>>>

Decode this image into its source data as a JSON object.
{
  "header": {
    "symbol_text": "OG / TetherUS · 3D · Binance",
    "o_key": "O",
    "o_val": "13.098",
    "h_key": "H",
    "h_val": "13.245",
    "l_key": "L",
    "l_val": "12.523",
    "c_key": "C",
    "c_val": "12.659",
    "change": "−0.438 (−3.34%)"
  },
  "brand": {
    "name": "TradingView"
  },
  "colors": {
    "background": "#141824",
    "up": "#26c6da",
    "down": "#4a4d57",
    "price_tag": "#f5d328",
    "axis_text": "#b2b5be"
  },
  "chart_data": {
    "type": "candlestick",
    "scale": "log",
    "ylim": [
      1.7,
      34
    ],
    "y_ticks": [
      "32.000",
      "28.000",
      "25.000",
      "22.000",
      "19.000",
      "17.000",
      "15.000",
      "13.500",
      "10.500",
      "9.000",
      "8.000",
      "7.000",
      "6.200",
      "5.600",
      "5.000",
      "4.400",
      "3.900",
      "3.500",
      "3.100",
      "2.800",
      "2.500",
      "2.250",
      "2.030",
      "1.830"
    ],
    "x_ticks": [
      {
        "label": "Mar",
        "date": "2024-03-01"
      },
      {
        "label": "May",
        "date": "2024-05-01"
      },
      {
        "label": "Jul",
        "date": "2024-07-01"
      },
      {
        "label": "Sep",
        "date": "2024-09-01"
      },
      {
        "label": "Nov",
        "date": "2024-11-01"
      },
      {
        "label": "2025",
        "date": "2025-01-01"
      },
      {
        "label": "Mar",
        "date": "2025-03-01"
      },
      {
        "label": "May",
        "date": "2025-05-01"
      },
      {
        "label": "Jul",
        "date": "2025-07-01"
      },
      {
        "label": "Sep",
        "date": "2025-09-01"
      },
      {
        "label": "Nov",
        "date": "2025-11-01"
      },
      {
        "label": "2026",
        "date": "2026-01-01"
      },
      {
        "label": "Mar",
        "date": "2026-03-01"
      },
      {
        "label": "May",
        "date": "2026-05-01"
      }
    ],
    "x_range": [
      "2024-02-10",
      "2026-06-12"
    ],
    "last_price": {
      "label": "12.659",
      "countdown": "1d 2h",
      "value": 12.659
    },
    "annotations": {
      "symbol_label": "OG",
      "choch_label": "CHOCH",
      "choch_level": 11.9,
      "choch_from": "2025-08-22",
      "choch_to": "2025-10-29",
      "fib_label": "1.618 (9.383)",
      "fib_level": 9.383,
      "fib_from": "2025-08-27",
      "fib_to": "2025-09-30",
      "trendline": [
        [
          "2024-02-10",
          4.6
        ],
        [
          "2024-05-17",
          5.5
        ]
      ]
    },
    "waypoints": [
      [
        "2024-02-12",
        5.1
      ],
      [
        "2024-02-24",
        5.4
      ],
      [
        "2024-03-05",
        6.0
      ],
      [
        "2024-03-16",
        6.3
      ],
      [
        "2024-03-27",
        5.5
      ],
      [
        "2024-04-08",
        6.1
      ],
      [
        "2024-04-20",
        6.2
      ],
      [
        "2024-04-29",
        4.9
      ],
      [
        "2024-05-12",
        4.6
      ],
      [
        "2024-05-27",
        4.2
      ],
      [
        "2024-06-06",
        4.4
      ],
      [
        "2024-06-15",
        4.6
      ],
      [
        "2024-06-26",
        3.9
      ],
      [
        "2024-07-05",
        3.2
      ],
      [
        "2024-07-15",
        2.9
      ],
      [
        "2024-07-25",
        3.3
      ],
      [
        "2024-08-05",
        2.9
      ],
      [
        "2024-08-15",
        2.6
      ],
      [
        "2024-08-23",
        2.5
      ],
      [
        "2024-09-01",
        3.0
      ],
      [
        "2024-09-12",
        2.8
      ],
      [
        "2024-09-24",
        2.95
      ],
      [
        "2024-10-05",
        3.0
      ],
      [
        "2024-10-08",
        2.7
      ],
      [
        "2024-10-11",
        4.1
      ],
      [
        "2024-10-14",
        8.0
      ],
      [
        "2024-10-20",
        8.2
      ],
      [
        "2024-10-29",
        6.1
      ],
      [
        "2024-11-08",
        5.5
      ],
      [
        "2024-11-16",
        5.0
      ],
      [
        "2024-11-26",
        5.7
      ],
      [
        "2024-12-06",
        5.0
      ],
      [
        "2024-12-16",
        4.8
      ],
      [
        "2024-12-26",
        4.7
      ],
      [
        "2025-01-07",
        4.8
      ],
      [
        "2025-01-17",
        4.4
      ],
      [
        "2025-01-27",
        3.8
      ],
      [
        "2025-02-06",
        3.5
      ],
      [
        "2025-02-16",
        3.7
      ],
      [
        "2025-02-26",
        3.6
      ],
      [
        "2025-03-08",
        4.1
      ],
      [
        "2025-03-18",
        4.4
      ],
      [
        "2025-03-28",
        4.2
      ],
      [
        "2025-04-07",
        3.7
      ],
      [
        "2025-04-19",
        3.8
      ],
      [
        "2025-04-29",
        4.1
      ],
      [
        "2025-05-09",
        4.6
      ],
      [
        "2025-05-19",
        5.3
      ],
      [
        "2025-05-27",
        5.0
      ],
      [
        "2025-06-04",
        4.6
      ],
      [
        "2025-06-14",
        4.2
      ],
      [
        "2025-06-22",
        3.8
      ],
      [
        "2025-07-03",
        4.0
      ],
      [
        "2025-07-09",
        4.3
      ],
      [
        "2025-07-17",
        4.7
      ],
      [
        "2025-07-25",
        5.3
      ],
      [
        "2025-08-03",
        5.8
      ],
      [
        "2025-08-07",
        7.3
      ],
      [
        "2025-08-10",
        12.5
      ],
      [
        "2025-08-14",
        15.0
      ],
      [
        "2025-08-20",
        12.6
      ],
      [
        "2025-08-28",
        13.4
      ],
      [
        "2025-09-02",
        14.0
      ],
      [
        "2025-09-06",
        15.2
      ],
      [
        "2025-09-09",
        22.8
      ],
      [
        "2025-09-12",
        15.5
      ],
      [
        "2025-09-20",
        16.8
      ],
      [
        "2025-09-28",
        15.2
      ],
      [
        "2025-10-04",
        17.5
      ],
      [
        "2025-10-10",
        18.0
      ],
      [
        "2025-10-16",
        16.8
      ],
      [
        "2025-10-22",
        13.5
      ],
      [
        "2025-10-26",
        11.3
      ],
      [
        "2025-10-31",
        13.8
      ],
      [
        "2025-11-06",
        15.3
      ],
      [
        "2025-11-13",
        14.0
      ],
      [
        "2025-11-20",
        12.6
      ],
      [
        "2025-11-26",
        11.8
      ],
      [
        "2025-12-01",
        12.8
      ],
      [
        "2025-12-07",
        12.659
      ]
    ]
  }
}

<<<

Output all records verbatim.

=== Problem solution ===
Decode this image into its source data as a JSON object.
{
  "header": {
    "symbol_text": "OG / TetherUS · 3D · Binance",
    "o_key": "O",
    "o_val": "13.098",
    "h_key": "H",
    "h_val": "13.245",
    "l_key": "L",
    "l_val": "12.523",
    "c_key": "C",
    "c_val": "12.659",
    "change": "−0.438 (−3.34%)"
  },
  "brand": {
    "name": "TradingView"
  },
  "colors": {
    "background": "#141824",
    "up": "#26c6da",
    "down": "#4a4d57",
    "price_tag": "#f5d328",
    "axis_text": "#b2b5be"
  },
  "chart_data": {
    "type": "candlestick",
    "scale": "log",
    "ylim": [
      1.7,
      34
    ],
    "y_ticks": [
      "32.000",
      "28.000",
      "25.000",
      "22.000",
      "19.000",
      "17.000",
      "15.000",
      "13.500",
      "10.500",
      "9.000",
      "8.000",
      "7.000",
      "6.200",
      "5.600",
      "5.000",
      "4.400",
      "3.900",
      "3.500",
      "3.100",
      "2.800",
      "2.500",
      "2.250",
      "2.030",
      "1.830"
    ],
    "x_ticks": [
      {
        "label": "Mar",
        "date": "2024-03-01"
      },
      {
        "label": "May",
        "date": "2024-05-01"
      },
      {
        "label": "Jul",
        "date": "2024-07-01"
      },
      {
        "label": "Sep",
        "date": "2024-09-01"
      },
      {
        "label": "Nov",
        "date": "2024-11-01"
      },
      {
        "label": "2025",
        "date": "2025-01-01"
      },
      {
        "label": "Mar",
        "date": "2025-03-01"
      },
      {
        "label": "May",
        "date": "2025-05-01"
      },
      {
        "label": "Jul",
        "date": "2025-07-01"
      },
      {
        "label": "Sep",
        "date": "2025-09-01"
      },
      {
        "label": "Nov",
        "date": "2025-11-01"
      },
      {
        "label": "2026",
        "date": "2026-01-01"
      },
      {
        "label": "Mar",
        "date": "2026-03-01"
      },
      {
        "label": "May",
        "date": "2026-05-01"
      }
    ],
    "x_range": [
      "2024-02-10",
      "2026-06-12"
    ],
    "last_price": {
      "label": "12.659",
      "countdown": "1d 2h",
      "value": 12.659
    },
    "annotations": {
      "symbol_label": "OG",
      "choch_label": "CHOCH",
      "choch_level": 11.9,
      "choch_from": "2025-08-22",
      "choch_to": "2025-10-29",
      "fib_label": "1.618 (9.383)",
      "fib_level": 9.383,
      "fib_from": "2025-08-27",
      "fib_to": "2025-09-30",
      "trendline": [
        [
          "2024-02-10",
          4.6
        ],
        [
          "2024-05-17",
          5.5
        ]
      ]
    },
    "waypoints": [
      [
        "2024-02-12",
        5.1
      ],
      [
        "2024-02-24",
        5.4
      ],
      [
        "2024-03-05",
        6.0
      ],
      [
        "2024-03-16",
        6.3
      ],
      [
        "2024-03-27",
        5.5
      ],
      [
        "2024-04-08",
        6.1
      ],
      [
        "2024-04-20",
        6.2
      ],
      [
        "2024-04-29",
        4.9
      ],
      [
        "2024-05-12",
        4.6
      ],
      [
        "2024-05-27",
        4.2
      ],
      [
        "2024-06-06",
        4.4
      ],
      [
        "2024-06-15",
        4.6
      ],
      [
        "2024-06-26",
        3.9
      ],
      [
        "2024-07-05",
        3.2
      ],
      [
        "2024-07-15",
        2.9
      ],
      [
        "2024-07-25",
        3.3
      ],
      [
        "2024-08-05",
        2.9
      ],
      [
        "2024-08-15",
        2.6
      ],
      [
        "2024-08-23",
        2.5
      ],
      [
        "2024-09-01",
        3.0
      ],
      [
        "2024-09-12",
        2.8
      ],
      [
        "2024-09-24",
        2.95
      ],
      [
        "2024-10-05",
        3.0
      ],
      [
        "2024-10-08",
        2.7
      ],
      [
        "2024-10-11",
        4.1
      ],
      [
        "2024-10-14",
        8.0
      ],
      [
        "2024-10-20",
        8.2
      ],
      [
        "2024-10-29",
        6.1
      ],
      [
        "2024-11-08",
        5.5
      ],
      [
        "2024-11-16",
        5.0
      ],
      [
        "2024-11-26",
        5.7
      ],
      [
        "2024-12-06",
        5.0
      ],
      [
        "2024-12-16",
        4.8
      ],
      [
        "2024-12-26",
        4.7
      ],
      [
        "2025-01-07",
        4.8
      ],
      [
        "2025-01-17",
        4.4
      ],
      [
        "2025-01-27",
        3.8
      ],
      [
        "2025-02-06",
        3.5
      ],
      [
        "2025-02-16",
        3.7
      ],
      [
        "2025-02-26",
        3.6
      ],
      [
        "2025-03-08",
        4.1
      ],
      [
        "2025-03-18",
        4.4
      ],
      [
        "2025-03-28",
        4.2
      ],
      [
        "2025-04-07",
        3.7
      ],
      [
        "2025-04-19",
        3.8
      ],
      [
        "2025-04-29",
        4.1
      ],
      [
        "2025-05-09",
        4.6
      ],
      [
        "2025-05-19",
        5.3
      ],
      [
        "2025-05-27",
        5.0
      ],
      [
        "2025-06-04",
        4.6
      ],
      [
        "2025-06-14",
        4.2
      ],
      [
        "2025-06-22",
        3.8
      ],
      [
        "2025-07-03",
        4.0
      ],
      [
        "2025-07-09",
        4.3
      ],
      [
        "2025-07-17",
        4.7
      ],
      [
        "2025-07-25",
        5.3
      ],
      [
        "2025-08-03",
        5.8
      ],
      [
        "2025-08-07",
        7.3
      ],
      [
        "2025-08-10",
        12.5
      ],
      [
        "2025-08-14",
        15.0
      ],
      [
        "2025-08-20",
        12.6
      ],
      [
        "2025-08-28",
        13.4
      ],
      [
        "2025-09-02",
        14.0
      ],
      [
        "2025-09-06",
        15.2
      ],
      [
        "2025-09-09",
        22.8
      ],
      [
        "2025-09-12",
        15.5
      ],
      [
        "2025-09-20",
        16.8
      ],
      [
        "2025-09-28",
        15.2
      ],
      [
        "2025-10-04",
        17.5
      ],
      [
        "2025-10-10",
        18.0
      ],
      [
        "2025-10-16",
        16.8
      ],
      [
        "2025-10-22",
        13.5
      ],
      [
        "2025-10-26",
        11.3
      ],
      [
        "2025-10-31",
        13.8
      ],
      [
        "2025-11-06",
        15.3
      ],
      [
        "2025-11-13",
        14.0
      ],
      [
        "2025-11-20",
        12.6
      ],
      [
        "2025-11-26",
        11.8
      ],
      [
        "2025-12-01",
        12.8
      ],
      [
        "2025-12-07",
        12.659
      ]
    ]
  }
}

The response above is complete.